Data records
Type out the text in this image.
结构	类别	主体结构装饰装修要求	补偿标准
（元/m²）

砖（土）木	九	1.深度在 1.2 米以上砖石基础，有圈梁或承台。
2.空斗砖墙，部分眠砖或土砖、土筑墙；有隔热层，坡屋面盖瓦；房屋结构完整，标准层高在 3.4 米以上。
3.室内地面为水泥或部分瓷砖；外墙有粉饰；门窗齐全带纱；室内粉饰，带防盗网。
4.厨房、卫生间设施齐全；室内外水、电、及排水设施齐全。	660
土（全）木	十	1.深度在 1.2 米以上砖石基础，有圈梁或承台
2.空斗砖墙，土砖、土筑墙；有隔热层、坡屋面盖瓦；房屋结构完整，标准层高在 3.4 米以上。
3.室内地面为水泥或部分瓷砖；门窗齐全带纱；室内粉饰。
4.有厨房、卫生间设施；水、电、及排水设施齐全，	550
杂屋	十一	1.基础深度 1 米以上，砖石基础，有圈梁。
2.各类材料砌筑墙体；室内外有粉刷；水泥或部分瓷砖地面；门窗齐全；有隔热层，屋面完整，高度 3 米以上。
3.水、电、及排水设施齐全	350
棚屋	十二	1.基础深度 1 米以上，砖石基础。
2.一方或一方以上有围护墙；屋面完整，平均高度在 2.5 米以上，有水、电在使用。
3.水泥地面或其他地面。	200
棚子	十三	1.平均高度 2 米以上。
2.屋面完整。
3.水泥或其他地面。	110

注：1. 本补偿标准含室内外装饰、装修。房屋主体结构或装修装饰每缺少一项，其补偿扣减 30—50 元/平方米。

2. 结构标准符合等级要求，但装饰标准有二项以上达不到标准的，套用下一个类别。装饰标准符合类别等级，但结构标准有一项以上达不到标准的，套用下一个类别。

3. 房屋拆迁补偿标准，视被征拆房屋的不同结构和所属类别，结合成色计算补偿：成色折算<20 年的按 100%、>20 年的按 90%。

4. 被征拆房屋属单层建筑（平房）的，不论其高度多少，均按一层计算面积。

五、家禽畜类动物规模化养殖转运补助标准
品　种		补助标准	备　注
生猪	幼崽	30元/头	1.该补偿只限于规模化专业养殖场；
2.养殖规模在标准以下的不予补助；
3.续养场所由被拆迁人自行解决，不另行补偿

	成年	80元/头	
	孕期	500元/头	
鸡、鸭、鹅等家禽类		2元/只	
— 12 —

• WHAT THE EXERCISE ASKS: Find all the lines containing "基础深度" in the material, then copy them.

• WRITTEN ANSWER:
杂屋	十一	1.基础深度 1 米以上，砖石基础，有圈梁。
棚屋	十二	1.基础深度 1 米以上，砖石基础。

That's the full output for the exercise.